Data shown –
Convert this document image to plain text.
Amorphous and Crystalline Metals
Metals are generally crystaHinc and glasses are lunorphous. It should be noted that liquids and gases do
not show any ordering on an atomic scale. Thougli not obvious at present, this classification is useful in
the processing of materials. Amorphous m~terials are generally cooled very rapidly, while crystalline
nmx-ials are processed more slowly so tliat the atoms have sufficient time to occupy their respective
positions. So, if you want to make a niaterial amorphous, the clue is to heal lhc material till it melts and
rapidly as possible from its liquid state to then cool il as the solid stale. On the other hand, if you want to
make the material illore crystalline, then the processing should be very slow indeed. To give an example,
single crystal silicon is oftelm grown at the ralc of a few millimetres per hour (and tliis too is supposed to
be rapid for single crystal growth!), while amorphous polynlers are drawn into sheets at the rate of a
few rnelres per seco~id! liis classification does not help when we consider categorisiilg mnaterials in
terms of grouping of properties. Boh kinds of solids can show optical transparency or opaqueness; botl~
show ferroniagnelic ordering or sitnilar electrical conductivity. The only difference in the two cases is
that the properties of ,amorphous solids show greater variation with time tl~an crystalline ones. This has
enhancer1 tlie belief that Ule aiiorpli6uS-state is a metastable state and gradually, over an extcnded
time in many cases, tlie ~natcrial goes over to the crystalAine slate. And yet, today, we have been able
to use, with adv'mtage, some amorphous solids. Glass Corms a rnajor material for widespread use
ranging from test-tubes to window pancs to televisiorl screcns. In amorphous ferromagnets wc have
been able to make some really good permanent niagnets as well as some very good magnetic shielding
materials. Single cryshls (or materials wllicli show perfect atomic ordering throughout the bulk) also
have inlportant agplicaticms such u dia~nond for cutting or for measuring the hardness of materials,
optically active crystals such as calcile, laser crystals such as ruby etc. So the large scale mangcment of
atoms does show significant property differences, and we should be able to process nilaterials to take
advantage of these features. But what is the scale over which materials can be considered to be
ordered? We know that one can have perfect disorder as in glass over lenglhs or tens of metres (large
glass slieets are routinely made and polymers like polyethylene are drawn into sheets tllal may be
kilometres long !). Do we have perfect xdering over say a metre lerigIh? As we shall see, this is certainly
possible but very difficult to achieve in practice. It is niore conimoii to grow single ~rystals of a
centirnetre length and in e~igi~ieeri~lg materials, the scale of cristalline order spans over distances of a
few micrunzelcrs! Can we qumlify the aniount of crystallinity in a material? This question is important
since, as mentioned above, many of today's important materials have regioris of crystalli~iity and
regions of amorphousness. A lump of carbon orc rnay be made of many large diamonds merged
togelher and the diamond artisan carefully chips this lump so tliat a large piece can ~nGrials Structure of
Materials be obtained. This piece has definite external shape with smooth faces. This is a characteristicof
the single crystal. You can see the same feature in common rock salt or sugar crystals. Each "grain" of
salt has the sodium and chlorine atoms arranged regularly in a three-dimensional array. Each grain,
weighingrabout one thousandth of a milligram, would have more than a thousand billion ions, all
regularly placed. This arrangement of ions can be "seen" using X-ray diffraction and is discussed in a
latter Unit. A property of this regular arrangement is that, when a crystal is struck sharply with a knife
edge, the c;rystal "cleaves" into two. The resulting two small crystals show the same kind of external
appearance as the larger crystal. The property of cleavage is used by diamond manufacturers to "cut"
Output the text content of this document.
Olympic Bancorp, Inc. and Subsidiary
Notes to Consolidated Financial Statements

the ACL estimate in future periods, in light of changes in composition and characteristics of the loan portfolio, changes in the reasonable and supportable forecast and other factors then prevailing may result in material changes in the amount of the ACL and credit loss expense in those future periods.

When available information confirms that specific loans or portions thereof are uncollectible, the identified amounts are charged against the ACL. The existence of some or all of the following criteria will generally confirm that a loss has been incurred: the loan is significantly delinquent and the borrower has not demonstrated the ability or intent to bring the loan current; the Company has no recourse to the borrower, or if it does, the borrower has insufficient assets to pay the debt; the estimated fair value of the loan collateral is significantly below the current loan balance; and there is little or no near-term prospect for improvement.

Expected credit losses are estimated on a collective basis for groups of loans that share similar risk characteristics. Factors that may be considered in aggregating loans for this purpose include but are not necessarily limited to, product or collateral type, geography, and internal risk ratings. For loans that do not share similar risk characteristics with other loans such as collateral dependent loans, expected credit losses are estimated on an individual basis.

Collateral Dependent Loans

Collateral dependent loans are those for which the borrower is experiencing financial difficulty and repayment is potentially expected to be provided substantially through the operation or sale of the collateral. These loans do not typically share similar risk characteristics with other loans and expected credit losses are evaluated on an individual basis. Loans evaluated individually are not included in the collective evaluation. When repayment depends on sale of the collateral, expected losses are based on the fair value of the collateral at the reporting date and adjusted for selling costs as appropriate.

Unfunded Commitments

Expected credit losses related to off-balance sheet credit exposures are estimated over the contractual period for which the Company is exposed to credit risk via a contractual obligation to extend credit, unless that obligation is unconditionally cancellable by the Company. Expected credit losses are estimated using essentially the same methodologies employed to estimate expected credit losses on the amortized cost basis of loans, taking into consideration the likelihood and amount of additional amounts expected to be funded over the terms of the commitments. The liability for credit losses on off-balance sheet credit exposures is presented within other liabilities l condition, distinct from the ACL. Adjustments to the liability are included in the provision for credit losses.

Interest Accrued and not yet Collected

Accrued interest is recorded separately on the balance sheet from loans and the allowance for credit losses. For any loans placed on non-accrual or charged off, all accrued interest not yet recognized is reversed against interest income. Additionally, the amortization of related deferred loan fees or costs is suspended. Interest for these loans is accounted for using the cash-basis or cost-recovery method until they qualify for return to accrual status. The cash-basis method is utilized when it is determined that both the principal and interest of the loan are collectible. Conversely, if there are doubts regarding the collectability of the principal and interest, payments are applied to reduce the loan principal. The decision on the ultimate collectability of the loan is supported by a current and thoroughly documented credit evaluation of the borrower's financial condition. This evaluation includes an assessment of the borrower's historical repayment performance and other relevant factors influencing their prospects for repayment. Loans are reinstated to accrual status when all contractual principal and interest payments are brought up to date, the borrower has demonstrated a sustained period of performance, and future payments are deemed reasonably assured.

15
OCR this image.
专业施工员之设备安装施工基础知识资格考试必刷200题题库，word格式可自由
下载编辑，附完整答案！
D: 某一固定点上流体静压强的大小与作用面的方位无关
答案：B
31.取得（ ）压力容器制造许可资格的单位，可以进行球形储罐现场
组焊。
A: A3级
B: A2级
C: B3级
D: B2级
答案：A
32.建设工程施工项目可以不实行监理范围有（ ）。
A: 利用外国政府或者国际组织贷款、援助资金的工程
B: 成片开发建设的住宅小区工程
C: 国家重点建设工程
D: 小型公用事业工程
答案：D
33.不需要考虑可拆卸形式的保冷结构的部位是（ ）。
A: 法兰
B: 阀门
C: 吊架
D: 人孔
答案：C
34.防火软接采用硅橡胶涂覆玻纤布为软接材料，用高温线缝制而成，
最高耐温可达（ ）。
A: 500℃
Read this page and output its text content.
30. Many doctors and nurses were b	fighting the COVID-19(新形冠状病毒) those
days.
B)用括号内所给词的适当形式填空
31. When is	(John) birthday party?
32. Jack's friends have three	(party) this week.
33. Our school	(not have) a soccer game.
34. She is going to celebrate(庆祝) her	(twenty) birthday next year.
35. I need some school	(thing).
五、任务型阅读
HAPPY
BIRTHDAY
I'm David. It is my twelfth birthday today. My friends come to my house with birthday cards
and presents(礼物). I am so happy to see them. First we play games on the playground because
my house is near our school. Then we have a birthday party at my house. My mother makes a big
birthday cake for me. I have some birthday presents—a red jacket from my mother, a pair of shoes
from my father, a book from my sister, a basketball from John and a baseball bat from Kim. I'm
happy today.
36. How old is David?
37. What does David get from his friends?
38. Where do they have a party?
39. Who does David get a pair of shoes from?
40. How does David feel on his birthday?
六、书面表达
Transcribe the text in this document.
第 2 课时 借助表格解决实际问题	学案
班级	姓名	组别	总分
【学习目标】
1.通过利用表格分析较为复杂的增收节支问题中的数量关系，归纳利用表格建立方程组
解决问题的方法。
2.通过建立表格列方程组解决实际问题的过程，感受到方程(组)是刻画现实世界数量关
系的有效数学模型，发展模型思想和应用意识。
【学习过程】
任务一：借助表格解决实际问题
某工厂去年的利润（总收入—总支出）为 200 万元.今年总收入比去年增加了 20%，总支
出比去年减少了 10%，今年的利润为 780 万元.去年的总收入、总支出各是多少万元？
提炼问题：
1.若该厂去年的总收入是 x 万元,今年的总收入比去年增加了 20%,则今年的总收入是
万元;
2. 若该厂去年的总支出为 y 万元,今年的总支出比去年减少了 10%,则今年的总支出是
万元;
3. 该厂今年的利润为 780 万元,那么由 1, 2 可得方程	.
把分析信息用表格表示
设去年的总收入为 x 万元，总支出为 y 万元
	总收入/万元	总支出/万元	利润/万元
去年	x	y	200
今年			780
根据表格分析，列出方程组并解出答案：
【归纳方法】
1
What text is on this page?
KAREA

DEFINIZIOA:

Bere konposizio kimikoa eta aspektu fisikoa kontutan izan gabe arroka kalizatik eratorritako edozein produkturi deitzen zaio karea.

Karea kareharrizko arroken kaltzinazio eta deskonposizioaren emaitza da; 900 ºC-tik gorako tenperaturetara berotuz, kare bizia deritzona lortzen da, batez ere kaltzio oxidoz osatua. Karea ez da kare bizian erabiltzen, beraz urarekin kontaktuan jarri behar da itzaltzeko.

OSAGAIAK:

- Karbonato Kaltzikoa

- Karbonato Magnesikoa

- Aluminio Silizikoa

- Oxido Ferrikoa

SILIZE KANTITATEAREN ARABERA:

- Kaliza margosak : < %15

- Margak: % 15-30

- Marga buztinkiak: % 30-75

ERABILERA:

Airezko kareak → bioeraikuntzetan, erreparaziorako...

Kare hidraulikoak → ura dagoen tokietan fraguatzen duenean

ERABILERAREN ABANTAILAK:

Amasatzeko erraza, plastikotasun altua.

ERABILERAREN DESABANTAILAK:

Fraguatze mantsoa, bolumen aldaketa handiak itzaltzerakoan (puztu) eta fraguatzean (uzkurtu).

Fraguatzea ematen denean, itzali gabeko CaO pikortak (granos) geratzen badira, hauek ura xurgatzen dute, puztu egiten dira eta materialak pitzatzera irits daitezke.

Exercise details – Each line in the listing above that contains "perfect" should be copied.

Complete output –
materials. Single cryshls (or materials wllicli show perfect atomic ordering throughout the bulk) also
ordered? We know that one can have perfect disorder as in glass over lenglhs or tens of metres (large
kilometres long !). Do we have perfect xdering over say a metre lerigIh? As we shall see, this is certainly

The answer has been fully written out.